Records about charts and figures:
____________

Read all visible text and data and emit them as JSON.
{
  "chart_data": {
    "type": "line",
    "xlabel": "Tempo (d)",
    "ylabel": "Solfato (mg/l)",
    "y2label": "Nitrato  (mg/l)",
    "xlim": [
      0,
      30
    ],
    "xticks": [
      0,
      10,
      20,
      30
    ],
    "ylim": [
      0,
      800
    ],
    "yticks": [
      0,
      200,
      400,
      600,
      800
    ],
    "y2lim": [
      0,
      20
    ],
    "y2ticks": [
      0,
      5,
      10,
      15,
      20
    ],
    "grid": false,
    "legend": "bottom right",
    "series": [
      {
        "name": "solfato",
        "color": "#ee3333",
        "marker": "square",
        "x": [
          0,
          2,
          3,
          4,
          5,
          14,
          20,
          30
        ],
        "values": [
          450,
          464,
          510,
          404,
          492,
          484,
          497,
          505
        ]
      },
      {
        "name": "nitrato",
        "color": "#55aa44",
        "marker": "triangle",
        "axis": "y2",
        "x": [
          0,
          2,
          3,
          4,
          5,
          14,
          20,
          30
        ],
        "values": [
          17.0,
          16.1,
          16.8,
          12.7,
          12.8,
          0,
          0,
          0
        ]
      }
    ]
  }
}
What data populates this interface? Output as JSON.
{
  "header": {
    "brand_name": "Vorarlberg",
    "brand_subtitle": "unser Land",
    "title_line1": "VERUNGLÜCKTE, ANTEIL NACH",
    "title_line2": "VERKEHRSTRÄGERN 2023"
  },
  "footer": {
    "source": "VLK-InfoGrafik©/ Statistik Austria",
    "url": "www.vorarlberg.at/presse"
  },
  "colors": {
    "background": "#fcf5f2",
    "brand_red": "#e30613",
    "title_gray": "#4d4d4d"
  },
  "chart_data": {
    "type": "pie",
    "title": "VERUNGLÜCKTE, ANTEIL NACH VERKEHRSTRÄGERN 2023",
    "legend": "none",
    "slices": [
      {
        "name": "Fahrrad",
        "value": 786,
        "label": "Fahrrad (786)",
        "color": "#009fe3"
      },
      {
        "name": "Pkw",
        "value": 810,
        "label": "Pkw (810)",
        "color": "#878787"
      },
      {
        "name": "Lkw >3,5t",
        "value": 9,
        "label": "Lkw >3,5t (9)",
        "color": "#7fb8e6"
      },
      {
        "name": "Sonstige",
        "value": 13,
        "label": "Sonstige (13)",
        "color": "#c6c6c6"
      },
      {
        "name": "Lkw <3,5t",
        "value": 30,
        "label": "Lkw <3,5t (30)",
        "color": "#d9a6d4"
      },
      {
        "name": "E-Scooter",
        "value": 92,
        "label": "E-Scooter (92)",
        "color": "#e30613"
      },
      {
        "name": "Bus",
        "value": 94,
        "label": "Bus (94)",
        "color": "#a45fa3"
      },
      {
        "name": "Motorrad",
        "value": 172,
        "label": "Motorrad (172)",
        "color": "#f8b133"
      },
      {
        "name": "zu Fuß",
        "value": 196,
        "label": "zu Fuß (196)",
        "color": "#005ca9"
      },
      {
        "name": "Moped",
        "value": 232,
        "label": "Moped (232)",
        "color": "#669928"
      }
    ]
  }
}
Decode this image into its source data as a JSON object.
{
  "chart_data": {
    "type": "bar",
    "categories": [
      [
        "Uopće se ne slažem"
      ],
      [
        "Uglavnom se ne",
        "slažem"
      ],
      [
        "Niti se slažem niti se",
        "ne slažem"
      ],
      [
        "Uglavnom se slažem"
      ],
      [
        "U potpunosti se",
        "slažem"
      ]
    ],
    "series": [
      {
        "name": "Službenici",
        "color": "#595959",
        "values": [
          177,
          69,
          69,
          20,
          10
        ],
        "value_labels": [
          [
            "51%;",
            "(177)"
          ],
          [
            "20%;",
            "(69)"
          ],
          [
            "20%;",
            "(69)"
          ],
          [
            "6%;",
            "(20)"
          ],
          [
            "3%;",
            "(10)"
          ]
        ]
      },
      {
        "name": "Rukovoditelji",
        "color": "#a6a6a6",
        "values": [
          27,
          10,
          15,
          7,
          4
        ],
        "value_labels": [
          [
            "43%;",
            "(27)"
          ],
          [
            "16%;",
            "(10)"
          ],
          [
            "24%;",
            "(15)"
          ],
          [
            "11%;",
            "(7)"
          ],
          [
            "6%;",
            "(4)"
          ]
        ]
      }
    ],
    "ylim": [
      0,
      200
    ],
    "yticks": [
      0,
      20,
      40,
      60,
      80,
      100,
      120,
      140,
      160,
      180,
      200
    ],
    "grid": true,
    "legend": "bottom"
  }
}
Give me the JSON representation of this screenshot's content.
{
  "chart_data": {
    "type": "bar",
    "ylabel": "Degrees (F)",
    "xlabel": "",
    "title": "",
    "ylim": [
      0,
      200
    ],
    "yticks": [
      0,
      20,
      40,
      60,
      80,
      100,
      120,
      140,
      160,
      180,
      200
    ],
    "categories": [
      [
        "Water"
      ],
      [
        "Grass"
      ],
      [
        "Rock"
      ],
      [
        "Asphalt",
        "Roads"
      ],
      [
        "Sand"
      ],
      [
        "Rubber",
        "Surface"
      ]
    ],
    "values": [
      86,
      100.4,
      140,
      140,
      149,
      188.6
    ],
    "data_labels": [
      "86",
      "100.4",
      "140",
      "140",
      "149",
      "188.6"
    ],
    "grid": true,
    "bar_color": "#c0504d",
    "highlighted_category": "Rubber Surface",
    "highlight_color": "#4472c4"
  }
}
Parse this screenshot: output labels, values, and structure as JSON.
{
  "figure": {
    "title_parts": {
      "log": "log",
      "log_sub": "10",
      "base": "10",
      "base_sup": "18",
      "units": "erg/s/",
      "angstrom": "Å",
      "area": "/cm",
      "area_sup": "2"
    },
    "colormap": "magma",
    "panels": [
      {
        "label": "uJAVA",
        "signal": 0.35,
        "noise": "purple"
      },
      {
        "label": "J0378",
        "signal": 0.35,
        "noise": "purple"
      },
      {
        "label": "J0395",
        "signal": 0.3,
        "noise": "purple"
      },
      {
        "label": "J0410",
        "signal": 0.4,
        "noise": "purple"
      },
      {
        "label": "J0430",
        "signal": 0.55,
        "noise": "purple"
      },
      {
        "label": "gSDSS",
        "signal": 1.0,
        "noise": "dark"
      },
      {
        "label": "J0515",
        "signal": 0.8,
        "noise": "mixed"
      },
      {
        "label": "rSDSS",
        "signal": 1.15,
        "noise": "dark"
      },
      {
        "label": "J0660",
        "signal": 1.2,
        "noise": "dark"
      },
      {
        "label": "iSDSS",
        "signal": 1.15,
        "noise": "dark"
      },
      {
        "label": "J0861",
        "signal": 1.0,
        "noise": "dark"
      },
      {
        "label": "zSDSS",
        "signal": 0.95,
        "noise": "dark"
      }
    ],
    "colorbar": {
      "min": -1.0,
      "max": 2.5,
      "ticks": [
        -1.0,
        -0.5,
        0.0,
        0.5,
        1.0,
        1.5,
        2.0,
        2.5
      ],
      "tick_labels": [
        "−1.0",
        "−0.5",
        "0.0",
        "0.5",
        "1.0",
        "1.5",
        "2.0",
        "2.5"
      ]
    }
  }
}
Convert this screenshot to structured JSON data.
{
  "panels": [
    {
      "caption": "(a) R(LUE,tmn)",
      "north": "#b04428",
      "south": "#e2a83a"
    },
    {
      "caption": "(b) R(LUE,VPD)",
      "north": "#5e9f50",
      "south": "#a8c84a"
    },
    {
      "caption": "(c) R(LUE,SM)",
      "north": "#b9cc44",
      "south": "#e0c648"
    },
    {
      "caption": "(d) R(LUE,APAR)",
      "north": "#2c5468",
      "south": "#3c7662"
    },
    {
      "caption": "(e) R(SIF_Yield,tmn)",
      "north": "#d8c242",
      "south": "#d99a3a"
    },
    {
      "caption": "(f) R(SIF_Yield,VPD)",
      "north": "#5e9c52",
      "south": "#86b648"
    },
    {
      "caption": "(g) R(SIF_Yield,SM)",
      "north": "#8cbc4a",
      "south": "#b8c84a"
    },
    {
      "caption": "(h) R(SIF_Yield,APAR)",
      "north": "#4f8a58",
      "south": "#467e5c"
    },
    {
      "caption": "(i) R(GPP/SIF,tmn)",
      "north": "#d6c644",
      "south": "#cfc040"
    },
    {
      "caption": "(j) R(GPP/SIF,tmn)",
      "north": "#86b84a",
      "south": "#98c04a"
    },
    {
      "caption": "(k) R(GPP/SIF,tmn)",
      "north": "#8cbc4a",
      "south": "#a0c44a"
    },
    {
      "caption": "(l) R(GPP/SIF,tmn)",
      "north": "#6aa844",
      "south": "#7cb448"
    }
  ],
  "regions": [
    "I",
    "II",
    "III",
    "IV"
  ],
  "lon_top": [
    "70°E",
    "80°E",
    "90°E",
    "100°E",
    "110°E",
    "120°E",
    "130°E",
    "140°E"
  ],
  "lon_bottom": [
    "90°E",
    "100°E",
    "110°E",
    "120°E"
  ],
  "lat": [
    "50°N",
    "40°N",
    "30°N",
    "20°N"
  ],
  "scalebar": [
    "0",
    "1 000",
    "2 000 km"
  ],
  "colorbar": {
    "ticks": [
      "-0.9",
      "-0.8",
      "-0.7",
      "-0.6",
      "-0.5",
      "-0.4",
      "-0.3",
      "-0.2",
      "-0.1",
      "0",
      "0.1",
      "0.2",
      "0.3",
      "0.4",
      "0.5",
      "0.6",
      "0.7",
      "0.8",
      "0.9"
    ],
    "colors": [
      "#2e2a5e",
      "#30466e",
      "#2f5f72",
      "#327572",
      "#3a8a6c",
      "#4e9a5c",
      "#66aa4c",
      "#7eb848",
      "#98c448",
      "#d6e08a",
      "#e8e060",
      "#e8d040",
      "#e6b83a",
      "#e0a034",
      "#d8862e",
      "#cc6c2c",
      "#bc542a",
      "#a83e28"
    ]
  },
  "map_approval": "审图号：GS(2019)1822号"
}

____________

Exercise prompt: Look through the records and gather each line with the word "ANTEIL".

Task response:
    "title_line1": "VERUNGLÜCKTE, ANTEIL NACH",
    "title": "VERUNGLÜCKTE, ANTEIL NACH VERKEHRSTRÄGERN 2023",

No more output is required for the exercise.